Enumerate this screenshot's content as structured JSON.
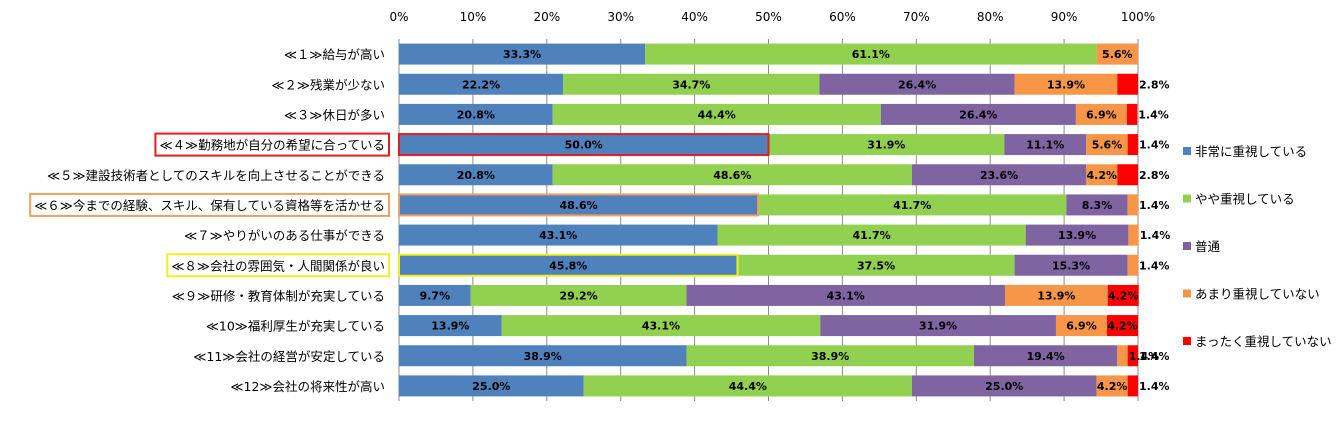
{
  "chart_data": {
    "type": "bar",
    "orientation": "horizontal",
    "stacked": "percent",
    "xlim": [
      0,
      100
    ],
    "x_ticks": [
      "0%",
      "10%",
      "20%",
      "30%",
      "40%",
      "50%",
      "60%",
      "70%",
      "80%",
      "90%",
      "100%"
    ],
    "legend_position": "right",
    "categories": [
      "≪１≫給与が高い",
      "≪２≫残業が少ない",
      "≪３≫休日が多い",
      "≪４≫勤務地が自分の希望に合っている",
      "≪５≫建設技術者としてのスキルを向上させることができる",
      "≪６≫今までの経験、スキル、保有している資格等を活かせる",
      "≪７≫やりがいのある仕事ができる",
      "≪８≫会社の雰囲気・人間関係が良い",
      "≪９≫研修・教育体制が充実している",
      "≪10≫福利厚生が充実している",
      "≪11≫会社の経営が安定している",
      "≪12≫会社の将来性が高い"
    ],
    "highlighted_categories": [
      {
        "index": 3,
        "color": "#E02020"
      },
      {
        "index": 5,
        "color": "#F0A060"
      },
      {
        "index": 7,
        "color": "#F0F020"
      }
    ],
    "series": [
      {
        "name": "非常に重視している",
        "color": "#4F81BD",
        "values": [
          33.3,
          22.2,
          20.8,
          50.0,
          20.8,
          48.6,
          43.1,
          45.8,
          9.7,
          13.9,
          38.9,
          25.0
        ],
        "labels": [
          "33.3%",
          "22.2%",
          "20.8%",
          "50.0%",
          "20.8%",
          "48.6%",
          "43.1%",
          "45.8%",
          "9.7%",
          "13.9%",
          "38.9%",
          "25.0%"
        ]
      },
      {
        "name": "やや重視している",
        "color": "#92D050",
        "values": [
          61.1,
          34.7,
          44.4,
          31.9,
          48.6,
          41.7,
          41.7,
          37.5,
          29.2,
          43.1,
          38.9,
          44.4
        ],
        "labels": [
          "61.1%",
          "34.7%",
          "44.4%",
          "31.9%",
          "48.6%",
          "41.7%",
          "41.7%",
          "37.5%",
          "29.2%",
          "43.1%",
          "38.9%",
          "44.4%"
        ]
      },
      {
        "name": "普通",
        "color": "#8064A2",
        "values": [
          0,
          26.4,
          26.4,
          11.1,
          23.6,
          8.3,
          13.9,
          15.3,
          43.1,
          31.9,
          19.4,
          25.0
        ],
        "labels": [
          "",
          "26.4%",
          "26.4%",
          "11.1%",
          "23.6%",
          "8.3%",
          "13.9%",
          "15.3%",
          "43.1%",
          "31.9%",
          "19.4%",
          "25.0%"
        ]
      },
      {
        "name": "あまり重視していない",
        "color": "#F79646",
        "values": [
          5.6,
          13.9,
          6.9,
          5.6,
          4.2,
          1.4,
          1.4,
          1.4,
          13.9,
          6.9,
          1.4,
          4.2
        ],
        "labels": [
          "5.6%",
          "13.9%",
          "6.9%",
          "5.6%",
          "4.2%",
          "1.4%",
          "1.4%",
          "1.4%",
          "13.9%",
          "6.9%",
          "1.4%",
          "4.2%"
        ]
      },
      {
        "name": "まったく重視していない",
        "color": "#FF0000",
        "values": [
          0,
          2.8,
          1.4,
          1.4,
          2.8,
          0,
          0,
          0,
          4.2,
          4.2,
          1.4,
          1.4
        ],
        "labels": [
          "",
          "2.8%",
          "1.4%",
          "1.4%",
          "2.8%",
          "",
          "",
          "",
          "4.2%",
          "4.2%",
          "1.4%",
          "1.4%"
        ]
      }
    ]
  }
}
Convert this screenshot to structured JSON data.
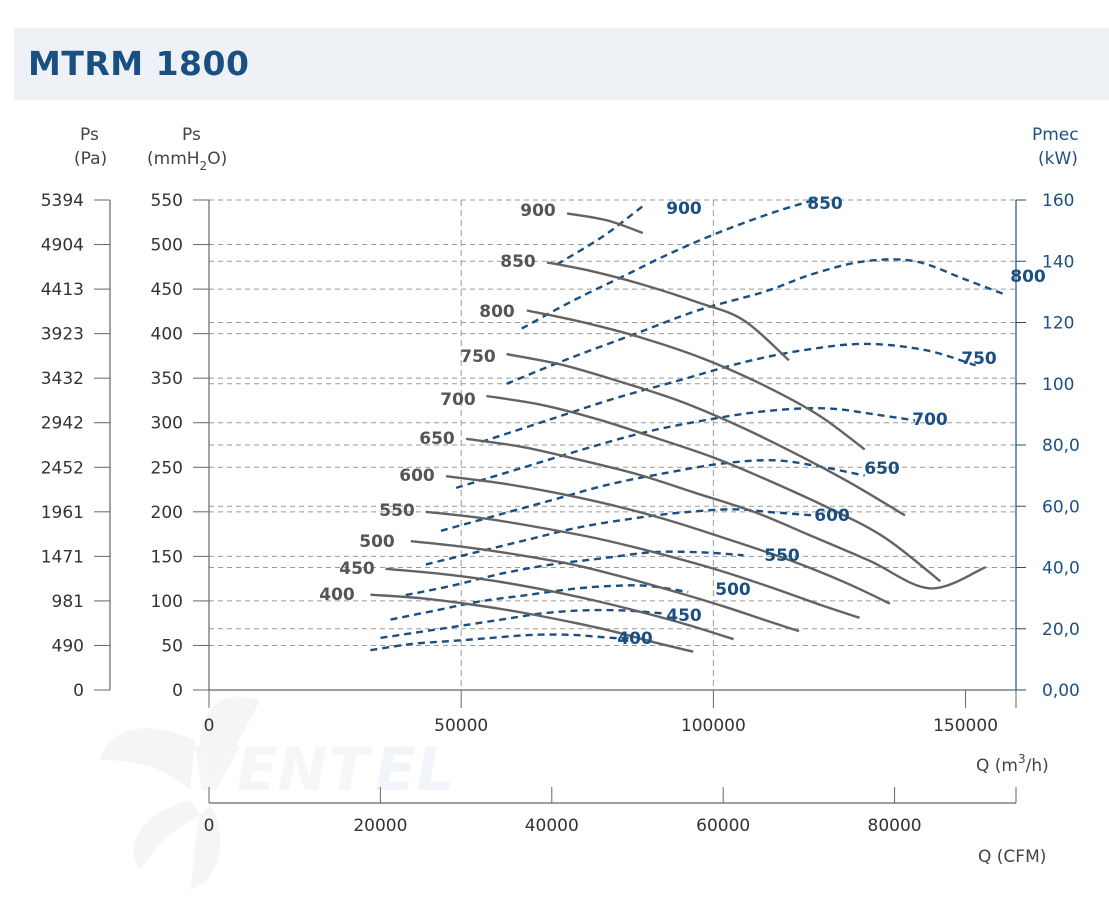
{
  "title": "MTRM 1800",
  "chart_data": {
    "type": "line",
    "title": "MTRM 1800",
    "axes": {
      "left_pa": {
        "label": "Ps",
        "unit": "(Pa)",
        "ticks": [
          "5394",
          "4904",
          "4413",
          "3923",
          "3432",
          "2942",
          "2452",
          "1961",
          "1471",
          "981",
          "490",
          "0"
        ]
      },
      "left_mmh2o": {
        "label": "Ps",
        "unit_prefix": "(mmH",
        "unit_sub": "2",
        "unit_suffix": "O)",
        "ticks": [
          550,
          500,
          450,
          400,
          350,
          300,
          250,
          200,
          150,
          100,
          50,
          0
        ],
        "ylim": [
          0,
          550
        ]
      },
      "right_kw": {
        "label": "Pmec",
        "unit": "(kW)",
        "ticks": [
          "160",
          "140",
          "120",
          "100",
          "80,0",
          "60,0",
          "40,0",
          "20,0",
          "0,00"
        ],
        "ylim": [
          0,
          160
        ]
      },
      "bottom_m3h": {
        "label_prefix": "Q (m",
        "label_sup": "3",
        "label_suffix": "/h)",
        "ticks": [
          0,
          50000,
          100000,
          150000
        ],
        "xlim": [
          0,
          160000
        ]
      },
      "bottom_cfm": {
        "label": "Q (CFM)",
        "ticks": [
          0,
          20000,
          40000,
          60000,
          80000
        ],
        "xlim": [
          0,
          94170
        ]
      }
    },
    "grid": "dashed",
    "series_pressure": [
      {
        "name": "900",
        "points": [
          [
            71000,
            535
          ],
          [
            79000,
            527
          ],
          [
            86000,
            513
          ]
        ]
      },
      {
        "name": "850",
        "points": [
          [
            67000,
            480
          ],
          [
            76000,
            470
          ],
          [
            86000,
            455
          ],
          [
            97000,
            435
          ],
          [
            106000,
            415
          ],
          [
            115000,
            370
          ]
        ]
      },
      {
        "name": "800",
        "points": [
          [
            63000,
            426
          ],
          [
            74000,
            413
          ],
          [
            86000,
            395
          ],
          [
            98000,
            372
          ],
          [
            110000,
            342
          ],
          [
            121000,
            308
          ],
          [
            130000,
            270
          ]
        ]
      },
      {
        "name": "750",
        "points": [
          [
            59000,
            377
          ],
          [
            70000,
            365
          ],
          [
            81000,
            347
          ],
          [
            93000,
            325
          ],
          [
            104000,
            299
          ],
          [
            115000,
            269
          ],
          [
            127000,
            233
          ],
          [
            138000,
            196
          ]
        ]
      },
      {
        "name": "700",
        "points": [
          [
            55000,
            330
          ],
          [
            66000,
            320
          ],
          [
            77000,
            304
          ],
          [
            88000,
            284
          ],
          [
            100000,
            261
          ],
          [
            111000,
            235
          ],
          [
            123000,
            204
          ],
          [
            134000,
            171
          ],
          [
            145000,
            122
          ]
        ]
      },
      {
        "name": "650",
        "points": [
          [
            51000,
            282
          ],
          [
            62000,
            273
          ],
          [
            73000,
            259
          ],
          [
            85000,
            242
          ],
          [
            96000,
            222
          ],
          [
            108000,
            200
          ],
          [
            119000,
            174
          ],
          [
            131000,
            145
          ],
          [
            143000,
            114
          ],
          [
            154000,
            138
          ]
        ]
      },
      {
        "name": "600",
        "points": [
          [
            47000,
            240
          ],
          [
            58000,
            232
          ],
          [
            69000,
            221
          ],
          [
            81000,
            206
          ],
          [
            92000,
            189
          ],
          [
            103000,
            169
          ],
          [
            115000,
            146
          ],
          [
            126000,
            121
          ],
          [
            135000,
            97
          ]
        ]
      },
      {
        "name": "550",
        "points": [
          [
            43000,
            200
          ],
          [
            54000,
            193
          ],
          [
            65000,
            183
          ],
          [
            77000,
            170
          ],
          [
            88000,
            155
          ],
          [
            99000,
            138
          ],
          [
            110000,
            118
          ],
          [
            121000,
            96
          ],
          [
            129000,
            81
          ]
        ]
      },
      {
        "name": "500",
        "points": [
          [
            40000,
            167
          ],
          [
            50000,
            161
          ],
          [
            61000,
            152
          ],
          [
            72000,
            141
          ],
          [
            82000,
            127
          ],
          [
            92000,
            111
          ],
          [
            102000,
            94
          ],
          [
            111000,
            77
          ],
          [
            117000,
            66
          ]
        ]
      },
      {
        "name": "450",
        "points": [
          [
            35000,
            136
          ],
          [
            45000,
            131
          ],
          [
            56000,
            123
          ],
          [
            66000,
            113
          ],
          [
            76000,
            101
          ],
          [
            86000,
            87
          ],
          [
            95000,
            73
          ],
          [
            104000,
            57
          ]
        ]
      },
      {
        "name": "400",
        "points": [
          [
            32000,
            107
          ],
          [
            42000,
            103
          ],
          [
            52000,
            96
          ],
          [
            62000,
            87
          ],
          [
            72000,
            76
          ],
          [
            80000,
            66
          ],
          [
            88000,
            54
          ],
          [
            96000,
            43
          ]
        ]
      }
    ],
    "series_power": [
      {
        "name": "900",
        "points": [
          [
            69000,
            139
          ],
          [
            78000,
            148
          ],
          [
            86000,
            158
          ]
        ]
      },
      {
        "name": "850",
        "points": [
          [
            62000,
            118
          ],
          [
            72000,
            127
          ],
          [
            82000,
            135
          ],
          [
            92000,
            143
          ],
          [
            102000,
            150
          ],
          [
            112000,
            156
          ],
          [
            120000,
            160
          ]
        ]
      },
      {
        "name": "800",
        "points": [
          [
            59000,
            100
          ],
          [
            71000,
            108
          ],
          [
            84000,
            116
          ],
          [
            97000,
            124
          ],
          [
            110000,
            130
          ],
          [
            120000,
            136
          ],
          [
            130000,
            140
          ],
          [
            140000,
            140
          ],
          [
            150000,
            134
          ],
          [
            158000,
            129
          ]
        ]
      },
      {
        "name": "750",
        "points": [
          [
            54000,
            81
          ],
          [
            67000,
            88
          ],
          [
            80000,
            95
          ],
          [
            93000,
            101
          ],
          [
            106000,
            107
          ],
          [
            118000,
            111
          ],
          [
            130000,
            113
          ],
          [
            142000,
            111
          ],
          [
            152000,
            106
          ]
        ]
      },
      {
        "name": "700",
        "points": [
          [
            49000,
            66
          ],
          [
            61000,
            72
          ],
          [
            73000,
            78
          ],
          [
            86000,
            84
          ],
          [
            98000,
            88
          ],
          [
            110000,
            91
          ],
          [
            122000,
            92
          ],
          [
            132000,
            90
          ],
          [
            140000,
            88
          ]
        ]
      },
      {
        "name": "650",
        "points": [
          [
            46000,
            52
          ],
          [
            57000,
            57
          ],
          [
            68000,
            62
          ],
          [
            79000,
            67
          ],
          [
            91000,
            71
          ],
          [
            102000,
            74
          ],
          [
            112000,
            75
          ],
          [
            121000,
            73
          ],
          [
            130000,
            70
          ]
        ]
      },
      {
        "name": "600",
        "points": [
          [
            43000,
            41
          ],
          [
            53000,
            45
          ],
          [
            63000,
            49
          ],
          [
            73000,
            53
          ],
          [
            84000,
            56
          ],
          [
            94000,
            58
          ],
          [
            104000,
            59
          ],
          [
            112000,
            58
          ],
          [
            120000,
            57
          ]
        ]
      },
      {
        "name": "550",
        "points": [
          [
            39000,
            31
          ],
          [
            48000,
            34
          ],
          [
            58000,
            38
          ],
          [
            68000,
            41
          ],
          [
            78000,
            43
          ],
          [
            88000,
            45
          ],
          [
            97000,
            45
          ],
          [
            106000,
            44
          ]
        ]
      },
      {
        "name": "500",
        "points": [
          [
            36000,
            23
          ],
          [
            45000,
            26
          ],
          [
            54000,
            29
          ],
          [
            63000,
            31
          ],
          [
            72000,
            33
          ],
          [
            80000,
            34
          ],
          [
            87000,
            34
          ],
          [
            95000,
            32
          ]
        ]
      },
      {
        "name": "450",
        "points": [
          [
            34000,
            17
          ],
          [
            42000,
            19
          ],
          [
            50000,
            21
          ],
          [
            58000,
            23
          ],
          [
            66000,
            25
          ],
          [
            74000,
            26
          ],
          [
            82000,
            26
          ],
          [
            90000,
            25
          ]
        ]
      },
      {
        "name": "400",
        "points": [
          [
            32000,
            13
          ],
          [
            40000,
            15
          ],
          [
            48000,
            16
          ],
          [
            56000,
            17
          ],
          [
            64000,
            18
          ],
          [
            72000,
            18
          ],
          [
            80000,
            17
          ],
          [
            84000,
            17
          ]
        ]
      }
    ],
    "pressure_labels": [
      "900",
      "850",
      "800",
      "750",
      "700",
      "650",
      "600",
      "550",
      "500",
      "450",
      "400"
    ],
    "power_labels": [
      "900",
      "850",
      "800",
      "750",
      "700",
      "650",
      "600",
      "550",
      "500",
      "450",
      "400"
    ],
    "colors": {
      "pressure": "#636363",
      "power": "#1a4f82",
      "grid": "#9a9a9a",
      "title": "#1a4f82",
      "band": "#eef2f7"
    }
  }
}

**WORK TO DO**
Copy each line of the preceding data that contains the string "screenshot".

**TASK SOLUTION**
Enumerate this screenshot's content as structured JSON.
Convert this screenshot to structured JSON data.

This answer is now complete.